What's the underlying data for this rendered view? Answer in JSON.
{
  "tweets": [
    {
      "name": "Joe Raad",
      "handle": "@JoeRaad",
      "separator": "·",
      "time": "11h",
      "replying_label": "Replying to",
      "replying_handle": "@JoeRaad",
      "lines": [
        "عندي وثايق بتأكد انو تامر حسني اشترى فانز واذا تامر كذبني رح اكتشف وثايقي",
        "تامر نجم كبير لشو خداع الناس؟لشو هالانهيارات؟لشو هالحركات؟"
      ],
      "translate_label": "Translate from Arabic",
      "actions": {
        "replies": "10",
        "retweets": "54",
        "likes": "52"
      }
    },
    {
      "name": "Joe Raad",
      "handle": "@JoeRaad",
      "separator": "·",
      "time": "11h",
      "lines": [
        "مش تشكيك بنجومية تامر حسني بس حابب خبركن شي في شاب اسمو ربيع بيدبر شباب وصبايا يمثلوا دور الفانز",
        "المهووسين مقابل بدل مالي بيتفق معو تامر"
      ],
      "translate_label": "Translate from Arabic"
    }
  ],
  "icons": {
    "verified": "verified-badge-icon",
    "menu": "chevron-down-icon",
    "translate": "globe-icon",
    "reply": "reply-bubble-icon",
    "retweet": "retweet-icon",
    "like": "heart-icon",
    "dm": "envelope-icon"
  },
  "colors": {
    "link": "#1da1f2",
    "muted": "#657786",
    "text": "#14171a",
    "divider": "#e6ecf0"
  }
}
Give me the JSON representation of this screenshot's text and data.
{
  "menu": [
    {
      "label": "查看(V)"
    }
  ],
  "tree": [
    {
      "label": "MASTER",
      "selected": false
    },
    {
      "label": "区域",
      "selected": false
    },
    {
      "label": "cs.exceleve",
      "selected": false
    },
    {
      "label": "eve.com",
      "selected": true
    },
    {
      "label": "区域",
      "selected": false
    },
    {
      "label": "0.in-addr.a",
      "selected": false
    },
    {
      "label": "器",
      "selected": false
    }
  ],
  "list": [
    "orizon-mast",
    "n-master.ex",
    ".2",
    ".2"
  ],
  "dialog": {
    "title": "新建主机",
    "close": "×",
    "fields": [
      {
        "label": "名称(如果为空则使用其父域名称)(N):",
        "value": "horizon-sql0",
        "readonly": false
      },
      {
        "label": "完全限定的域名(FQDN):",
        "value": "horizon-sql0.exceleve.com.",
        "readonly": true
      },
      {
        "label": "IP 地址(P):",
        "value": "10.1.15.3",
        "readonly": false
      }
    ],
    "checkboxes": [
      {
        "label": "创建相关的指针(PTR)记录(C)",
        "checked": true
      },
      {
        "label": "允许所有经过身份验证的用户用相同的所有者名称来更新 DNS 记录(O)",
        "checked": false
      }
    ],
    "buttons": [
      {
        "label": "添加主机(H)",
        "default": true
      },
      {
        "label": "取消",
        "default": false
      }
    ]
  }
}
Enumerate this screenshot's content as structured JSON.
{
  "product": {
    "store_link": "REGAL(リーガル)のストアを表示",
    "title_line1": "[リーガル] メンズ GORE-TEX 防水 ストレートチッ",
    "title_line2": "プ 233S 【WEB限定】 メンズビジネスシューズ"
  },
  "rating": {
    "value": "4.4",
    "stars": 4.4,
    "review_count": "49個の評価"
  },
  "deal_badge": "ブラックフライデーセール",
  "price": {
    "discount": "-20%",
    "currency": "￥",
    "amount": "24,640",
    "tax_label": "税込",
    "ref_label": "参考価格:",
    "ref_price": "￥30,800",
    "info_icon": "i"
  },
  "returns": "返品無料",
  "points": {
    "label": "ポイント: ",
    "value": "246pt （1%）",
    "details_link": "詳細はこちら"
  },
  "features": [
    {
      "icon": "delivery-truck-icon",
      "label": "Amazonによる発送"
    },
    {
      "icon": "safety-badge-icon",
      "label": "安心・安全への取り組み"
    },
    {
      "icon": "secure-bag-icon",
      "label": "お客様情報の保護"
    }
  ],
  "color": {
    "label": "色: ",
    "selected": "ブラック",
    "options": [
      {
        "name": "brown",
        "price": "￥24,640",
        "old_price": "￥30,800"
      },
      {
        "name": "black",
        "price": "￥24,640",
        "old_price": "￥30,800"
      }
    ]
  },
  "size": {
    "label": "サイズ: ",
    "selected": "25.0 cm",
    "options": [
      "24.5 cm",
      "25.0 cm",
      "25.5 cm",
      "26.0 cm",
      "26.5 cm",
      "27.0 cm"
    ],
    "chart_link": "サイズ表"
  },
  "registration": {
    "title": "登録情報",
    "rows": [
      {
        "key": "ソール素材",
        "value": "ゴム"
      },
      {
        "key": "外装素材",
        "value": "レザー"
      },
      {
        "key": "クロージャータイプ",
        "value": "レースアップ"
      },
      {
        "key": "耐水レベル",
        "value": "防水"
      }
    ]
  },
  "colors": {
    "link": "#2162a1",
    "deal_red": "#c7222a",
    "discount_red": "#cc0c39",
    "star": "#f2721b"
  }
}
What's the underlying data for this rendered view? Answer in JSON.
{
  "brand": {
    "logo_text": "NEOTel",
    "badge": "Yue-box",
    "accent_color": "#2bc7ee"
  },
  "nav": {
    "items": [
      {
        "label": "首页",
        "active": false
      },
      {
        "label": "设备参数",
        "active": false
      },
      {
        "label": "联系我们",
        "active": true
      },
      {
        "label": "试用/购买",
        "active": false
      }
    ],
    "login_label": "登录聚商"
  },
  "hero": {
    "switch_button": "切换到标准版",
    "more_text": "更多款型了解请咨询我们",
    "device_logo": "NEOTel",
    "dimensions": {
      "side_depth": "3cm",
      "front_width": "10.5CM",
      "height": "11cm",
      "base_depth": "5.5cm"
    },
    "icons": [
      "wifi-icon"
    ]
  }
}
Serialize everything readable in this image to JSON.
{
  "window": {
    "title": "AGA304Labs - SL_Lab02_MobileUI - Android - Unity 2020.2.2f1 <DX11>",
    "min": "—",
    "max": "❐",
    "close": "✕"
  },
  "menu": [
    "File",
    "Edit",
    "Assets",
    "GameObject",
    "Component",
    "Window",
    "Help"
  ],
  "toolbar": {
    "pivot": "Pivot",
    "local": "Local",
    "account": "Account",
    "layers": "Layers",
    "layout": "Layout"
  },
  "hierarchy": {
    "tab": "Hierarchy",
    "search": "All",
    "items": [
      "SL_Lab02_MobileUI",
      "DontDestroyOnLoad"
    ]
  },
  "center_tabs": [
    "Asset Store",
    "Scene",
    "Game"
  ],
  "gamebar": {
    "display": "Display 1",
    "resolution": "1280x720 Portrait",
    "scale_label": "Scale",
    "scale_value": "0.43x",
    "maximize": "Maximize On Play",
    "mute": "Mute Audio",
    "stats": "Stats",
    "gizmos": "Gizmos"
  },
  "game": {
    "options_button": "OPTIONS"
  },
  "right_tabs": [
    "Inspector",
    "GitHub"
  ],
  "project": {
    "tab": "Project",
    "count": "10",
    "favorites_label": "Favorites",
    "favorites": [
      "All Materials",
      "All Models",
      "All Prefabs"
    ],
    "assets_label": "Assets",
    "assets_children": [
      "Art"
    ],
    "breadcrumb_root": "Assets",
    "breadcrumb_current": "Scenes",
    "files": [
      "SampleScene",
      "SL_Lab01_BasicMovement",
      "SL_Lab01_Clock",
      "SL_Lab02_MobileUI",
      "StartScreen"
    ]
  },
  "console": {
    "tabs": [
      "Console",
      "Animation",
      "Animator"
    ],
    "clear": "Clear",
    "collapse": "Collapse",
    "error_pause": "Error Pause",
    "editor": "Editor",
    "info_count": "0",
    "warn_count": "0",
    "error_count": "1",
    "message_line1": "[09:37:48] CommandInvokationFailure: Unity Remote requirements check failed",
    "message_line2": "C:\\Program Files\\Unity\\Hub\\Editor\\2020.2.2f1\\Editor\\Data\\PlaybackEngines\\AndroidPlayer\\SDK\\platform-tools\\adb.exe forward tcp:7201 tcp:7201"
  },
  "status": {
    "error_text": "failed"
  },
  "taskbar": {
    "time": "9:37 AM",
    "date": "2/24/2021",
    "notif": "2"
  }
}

************

* _What you will do_
Return each line with "horizon".

* _The result_
        "value": "horizon-sql0",
        "value": "horizon-sql0.exceleve.com.",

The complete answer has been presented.